== DATA FOR THIS EXERCISE ==
>>>>

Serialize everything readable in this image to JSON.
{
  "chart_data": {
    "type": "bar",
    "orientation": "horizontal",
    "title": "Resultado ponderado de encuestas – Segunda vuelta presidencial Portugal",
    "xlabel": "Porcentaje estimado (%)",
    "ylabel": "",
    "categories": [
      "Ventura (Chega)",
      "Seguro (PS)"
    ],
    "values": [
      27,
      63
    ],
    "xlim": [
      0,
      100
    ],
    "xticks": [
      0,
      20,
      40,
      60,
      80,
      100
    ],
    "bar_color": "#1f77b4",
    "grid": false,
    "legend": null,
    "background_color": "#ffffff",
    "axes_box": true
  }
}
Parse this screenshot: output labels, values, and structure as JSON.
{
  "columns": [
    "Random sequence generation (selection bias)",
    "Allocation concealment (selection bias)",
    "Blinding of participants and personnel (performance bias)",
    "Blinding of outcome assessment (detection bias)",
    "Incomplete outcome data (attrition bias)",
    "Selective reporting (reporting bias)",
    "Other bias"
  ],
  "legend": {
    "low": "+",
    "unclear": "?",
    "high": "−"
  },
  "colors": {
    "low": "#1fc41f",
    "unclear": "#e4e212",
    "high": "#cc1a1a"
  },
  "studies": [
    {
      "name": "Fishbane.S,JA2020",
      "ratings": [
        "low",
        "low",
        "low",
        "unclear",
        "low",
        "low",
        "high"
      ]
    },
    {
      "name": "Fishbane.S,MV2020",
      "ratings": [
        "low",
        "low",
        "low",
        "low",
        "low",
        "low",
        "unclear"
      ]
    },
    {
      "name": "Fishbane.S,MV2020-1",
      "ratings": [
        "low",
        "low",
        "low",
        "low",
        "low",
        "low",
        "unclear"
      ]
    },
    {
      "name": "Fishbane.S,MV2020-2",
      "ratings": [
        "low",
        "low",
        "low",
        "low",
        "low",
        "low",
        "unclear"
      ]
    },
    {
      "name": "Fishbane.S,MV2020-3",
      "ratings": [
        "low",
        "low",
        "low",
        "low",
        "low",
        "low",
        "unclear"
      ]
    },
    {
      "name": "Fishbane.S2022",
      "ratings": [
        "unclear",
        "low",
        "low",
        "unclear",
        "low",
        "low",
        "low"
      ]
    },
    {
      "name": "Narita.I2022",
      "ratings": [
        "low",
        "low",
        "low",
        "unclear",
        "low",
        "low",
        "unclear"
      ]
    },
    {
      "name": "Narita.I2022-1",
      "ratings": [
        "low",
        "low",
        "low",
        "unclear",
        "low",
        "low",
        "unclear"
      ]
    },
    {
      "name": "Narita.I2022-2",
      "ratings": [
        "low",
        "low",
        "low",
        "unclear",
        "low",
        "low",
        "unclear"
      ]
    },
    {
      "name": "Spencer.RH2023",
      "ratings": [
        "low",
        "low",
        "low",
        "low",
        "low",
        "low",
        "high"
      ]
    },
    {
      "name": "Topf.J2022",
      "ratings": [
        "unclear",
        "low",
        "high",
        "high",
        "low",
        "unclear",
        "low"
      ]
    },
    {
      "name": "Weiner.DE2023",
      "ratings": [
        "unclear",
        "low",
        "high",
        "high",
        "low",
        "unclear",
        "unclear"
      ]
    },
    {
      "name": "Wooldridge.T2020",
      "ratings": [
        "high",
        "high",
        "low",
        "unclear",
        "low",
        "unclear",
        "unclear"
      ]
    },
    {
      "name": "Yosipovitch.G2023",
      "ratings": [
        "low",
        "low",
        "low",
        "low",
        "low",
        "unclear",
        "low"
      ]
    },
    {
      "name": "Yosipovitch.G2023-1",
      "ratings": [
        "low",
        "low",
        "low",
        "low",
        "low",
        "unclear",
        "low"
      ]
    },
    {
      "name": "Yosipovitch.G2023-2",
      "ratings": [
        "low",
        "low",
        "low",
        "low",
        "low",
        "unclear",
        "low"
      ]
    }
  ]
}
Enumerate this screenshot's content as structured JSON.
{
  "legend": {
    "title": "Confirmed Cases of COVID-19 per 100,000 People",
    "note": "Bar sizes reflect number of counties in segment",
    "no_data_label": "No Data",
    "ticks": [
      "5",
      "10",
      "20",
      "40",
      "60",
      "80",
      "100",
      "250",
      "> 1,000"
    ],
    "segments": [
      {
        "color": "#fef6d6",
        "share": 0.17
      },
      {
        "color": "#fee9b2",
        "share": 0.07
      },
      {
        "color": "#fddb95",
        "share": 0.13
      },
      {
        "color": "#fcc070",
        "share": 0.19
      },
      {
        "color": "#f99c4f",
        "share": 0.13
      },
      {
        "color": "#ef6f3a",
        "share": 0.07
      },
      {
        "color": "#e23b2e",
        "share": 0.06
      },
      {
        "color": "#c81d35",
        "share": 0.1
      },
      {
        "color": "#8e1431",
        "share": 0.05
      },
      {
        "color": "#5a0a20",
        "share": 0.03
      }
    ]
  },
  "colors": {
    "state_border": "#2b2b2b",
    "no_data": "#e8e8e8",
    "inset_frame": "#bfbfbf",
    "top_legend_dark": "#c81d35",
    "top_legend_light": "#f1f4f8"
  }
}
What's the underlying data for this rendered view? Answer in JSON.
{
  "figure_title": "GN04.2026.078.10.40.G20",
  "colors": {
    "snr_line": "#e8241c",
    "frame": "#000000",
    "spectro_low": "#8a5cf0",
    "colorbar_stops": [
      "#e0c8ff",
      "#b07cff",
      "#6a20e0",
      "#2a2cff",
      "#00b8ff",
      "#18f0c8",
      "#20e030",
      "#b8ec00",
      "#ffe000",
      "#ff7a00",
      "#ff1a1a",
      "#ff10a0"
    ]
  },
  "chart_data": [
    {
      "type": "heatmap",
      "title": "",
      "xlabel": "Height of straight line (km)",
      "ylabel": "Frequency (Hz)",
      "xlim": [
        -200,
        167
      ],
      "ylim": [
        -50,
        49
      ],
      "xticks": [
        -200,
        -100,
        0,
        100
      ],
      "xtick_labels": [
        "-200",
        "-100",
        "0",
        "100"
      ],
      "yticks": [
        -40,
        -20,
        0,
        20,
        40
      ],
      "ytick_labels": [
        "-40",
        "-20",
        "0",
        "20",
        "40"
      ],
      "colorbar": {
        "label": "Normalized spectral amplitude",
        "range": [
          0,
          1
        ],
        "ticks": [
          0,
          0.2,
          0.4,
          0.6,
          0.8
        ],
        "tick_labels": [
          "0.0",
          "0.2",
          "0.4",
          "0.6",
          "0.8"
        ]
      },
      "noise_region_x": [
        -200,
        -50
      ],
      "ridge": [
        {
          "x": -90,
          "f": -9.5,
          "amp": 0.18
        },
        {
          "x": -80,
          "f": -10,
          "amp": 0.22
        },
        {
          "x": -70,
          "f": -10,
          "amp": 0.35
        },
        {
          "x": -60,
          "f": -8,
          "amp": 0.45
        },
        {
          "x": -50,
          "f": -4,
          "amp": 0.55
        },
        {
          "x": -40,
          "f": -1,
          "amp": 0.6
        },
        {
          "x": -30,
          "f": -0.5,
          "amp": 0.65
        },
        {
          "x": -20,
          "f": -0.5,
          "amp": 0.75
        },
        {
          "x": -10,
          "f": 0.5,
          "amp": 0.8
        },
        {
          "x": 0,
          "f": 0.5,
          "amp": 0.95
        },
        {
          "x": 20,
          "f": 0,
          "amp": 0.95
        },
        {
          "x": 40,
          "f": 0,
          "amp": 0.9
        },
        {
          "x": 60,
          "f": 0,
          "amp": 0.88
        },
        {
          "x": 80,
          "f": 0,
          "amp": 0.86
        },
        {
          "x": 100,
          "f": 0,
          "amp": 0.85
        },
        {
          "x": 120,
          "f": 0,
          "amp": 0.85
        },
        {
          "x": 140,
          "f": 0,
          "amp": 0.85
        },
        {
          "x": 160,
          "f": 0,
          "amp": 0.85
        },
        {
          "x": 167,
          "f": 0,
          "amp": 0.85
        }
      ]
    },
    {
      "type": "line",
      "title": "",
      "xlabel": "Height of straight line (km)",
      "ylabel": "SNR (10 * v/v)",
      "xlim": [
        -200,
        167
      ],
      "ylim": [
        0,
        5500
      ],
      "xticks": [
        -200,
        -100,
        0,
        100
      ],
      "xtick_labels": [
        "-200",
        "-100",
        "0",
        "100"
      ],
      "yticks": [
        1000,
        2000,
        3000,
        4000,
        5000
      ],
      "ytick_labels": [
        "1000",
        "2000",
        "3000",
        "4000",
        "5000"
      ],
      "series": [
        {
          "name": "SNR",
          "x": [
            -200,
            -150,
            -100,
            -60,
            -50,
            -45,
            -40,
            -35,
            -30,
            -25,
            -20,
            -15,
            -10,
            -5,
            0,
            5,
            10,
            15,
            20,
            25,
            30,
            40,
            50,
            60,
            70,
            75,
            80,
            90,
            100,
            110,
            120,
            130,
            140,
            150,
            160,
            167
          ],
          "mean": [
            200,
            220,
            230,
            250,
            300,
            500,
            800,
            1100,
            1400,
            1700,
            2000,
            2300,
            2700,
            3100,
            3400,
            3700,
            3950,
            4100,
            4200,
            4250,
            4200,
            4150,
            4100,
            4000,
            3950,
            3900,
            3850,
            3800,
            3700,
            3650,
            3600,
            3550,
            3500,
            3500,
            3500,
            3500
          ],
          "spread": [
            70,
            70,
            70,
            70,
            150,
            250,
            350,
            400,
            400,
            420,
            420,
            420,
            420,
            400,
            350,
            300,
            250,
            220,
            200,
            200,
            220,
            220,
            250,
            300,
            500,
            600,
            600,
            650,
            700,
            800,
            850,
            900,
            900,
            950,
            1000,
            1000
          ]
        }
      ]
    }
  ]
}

<<<<

== TASK GOAL ==
Every line containing the string "screenshot" must be listed.

== WRITTEN ANSWER ==
Parse this screenshot: output labels, values, and structure as JSON.
Enumerate this screenshot's content as structured JSON.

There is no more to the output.